▶ WHAT TO DO:
In full and without alteration, repeat the material.

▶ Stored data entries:
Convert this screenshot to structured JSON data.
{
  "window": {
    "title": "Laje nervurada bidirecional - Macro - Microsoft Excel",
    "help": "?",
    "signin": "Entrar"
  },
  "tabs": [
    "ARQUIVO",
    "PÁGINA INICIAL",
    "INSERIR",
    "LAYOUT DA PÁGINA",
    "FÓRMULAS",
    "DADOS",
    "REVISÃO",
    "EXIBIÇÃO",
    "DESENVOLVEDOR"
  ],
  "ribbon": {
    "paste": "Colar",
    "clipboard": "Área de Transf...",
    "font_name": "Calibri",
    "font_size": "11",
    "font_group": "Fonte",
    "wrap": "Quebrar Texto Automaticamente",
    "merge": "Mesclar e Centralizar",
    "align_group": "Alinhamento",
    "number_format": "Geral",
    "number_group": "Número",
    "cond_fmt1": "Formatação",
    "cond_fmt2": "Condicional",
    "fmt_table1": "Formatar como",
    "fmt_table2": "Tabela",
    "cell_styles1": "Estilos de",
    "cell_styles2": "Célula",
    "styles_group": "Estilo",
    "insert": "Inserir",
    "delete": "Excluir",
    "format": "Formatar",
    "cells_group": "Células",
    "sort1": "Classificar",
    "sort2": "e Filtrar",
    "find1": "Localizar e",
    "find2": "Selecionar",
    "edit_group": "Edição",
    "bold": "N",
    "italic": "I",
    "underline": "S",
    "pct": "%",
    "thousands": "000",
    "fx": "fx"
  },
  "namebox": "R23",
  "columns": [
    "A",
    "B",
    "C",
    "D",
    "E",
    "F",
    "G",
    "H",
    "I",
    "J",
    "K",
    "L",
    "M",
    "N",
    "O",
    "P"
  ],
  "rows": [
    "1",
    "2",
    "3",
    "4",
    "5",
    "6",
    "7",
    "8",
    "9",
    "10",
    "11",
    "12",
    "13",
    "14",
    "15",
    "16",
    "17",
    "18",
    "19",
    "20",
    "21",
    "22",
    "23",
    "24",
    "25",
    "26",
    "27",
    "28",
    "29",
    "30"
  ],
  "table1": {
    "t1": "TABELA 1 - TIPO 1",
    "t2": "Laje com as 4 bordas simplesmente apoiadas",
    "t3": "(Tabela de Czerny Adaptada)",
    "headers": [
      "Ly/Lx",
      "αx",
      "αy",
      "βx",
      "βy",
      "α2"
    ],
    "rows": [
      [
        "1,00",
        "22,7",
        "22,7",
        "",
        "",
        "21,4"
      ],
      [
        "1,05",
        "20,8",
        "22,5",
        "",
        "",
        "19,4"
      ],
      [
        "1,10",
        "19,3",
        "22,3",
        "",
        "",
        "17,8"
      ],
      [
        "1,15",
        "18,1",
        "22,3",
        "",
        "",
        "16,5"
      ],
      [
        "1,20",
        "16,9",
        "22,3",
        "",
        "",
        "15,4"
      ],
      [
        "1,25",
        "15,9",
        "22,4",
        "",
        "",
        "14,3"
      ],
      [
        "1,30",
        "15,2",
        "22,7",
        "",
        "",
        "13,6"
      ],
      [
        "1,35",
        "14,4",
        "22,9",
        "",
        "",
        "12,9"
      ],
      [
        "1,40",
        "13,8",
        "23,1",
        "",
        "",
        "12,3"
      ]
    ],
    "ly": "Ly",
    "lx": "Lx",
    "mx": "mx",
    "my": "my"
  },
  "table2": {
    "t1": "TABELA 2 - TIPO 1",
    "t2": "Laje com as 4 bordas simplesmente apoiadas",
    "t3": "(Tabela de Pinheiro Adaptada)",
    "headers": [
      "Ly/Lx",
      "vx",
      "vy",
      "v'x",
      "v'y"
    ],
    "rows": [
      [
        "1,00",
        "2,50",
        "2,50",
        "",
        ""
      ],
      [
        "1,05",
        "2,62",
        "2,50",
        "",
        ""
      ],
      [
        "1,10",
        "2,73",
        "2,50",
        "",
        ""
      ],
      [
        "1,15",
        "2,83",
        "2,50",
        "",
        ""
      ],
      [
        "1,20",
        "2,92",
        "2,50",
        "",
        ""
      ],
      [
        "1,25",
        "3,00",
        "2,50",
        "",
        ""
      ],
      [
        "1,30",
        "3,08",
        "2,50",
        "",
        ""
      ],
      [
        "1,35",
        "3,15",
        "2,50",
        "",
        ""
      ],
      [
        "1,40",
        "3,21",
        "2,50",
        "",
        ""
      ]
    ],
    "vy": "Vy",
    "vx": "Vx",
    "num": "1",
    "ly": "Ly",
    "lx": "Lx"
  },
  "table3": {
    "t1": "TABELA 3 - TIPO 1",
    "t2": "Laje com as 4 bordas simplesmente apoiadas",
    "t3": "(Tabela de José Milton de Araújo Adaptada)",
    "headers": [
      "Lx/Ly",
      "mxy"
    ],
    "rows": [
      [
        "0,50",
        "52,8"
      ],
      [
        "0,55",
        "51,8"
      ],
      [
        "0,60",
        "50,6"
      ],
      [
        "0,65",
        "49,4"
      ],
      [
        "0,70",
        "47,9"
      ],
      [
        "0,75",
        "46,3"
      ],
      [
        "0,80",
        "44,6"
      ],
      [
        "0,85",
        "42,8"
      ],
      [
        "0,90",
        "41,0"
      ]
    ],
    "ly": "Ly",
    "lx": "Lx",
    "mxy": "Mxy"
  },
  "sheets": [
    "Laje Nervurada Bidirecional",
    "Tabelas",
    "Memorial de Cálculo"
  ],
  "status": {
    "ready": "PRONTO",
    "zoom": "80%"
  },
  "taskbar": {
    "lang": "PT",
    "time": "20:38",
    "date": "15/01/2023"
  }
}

▶ THE OUTPUT:
Convert this screenshot to structured JSON data.
{
  "window": {
    "title": "Laje nervurada bidirecional - Macro - Microsoft Excel",
    "help": "?",
    "signin": "Entrar"
  },
  "tabs": [
    "ARQUIVO",
    "PÁGINA INICIAL",
    "INSERIR",
    "LAYOUT DA PÁGINA",
    "FÓRMULAS",
    "DADOS",
    "REVISÃO",
    "EXIBIÇÃO",
    "DESENVOLVEDOR"
  ],
  "ribbon": {
    "paste": "Colar",
    "clipboard": "Área de Transf...",
    "font_name": "Calibri",
    "font_size": "11",
    "font_group": "Fonte",
    "wrap": "Quebrar Texto Automaticamente",
    "merge": "Mesclar e Centralizar",
    "align_group": "Alinhamento",
    "number_format": "Geral",
    "number_group": "Número",
    "cond_fmt1": "Formatação",
    "cond_fmt2": "Condicional",
    "fmt_table1": "Formatar como",
    "fmt_table2": "Tabela",
    "cell_styles1": "Estilos de",
    "cell_styles2": "Célula",
    "styles_group": "Estilo",
    "insert": "Inserir",
    "delete": "Excluir",
    "format": "Formatar",
    "cells_group": "Células",
    "sort1": "Classificar",
    "sort2": "e Filtrar",
    "find1": "Localizar e",
    "find2": "Selecionar",
    "edit_group": "Edição",
    "bold": "N",
    "italic": "I",
    "underline": "S",
    "pct": "%",
    "thousands": "000",
    "fx": "fx"
  },
  "namebox": "R23",
  "columns": [
    "A",
    "B",
    "C",
    "D",
    "E",
    "F",
    "G",
    "H",
    "I",
    "J",
    "K",
    "L",
    "M",
    "N",
    "O",
    "P"
  ],
  "rows": [
    "1",
    "2",
    "3",
    "4",
    "5",
    "6",
    "7",
    "8",
    "9",
    "10",
    "11",
    "12",
    "13",
    "14",
    "15",
    "16",
    "17",
    "18",
    "19",
    "20",
    "21",
    "22",
    "23",
    "24",
    "25",
    "26",
    "27",
    "28",
    "29",
    "30"
  ],
  "table1": {
    "t1": "TABELA 1 - TIPO 1",
    "t2": "Laje com as 4 bordas simplesmente apoiadas",
    "t3": "(Tabela de Czerny Adaptada)",
    "headers": [
      "Ly/Lx",
      "αx",
      "αy",
      "βx",
      "βy",
      "α2"
    ],
    "rows": [
      [
        "1,00",
        "22,7",
        "22,7",
        "",
        "",
        "21,4"
      ],
      [
        "1,05",
        "20,8",
        "22,5",
        "",
        "",
        "19,4"
      ],
      [
        "1,10",
        "19,3",
        "22,3",
        "",
        "",
        "17,8"
      ],
      [
        "1,15",
        "18,1",
        "22,3",
        "",
        "",
        "16,5"
      ],
      [
        "1,20",
        "16,9",
        "22,3",
        "",
        "",
        "15,4"
      ],
      [
        "1,25",
        "15,9",
        "22,4",
        "",
        "",
        "14,3"
      ],
      [
        "1,30",
        "15,2",
        "22,7",
        "",
        "",
        "13,6"
      ],
      [
        "1,35",
        "14,4",
        "22,9",
        "",
        "",
        "12,9"
      ],
      [
        "1,40",
        "13,8",
        "23,1",
        "",
        "",
        "12,3"
      ]
    ],
    "ly": "Ly",
    "lx": "Lx",
    "mx": "mx",
    "my": "my"
  },
  "table2": {
    "t1": "TABELA 2 - TIPO 1",
    "t2": "Laje com as 4 bordas simplesmente apoiadas",
    "t3": "(Tabela de Pinheiro Adaptada)",
    "headers": [
      "Ly/Lx",
      "vx",
      "vy",
      "v'x",
      "v'y"
    ],
    "rows": [
      [
        "1,00",
        "2,50",
        "2,50",
        "",
        ""
      ],
      [
        "1,05",
        "2,62",
        "2,50",
        "",
        ""
      ],
      [
        "1,10",
        "2,73",
        "2,50",
        "",
        ""
      ],
      [
        "1,15",
        "2,83",
        "2,50",
        "",
        ""
      ],
      [
        "1,20",
        "2,92",
        "2,50",
        "",
        ""
      ],
      [
        "1,25",
        "3,00",
        "2,50",
        "",
        ""
      ],
      [
        "1,30",
        "3,08",
        "2,50",
        "",
        ""
      ],
      [
        "1,35",
        "3,15",
        "2,50",
        "",
        ""
      ],
      [
        "1,40",
        "3,21",
        "2,50",
        "",
        ""
      ]
    ],
    "vy": "Vy",
    "vx": "Vx",
    "num": "1",
    "ly": "Ly",
    "lx": "Lx"
  },
  "table3": {
    "t1": "TABELA 3 - TIPO 1",
    "t2": "Laje com as 4 bordas simplesmente apoiadas",
    "t3": "(Tabela de José Milton de Araújo Adaptada)",
    "headers": [
      "Lx/Ly",
      "mxy"
    ],
    "rows": [
      [
        "0,50",
        "52,8"
      ],
      [
        "0,55",
        "51,8"
      ],
      [
        "0,60",
        "50,6"
      ],
      [
        "0,65",
        "49,4"
      ],
      [
        "0,70",
        "47,9"
      ],
      [
        "0,75",
        "46,3"
      ],
      [
        "0,80",
        "44,6"
      ],
      [
        "0,85",
        "42,8"
      ],
      [
        "0,90",
        "41,0"
      ]
    ],
    "ly": "Ly",
    "lx": "Lx",
    "mxy": "Mxy"
  },
  "sheets": [
    "Laje Nervurada Bidirecional",
    "Tabelas",
    "Memorial de Cálculo"
  ],
  "status": {
    "ready": "PRONTO",
    "zoom": "80%"
  },
  "taskbar": {
    "lang": "PT",
    "time": "20:38",
    "date": "15/01/2023"
  }
}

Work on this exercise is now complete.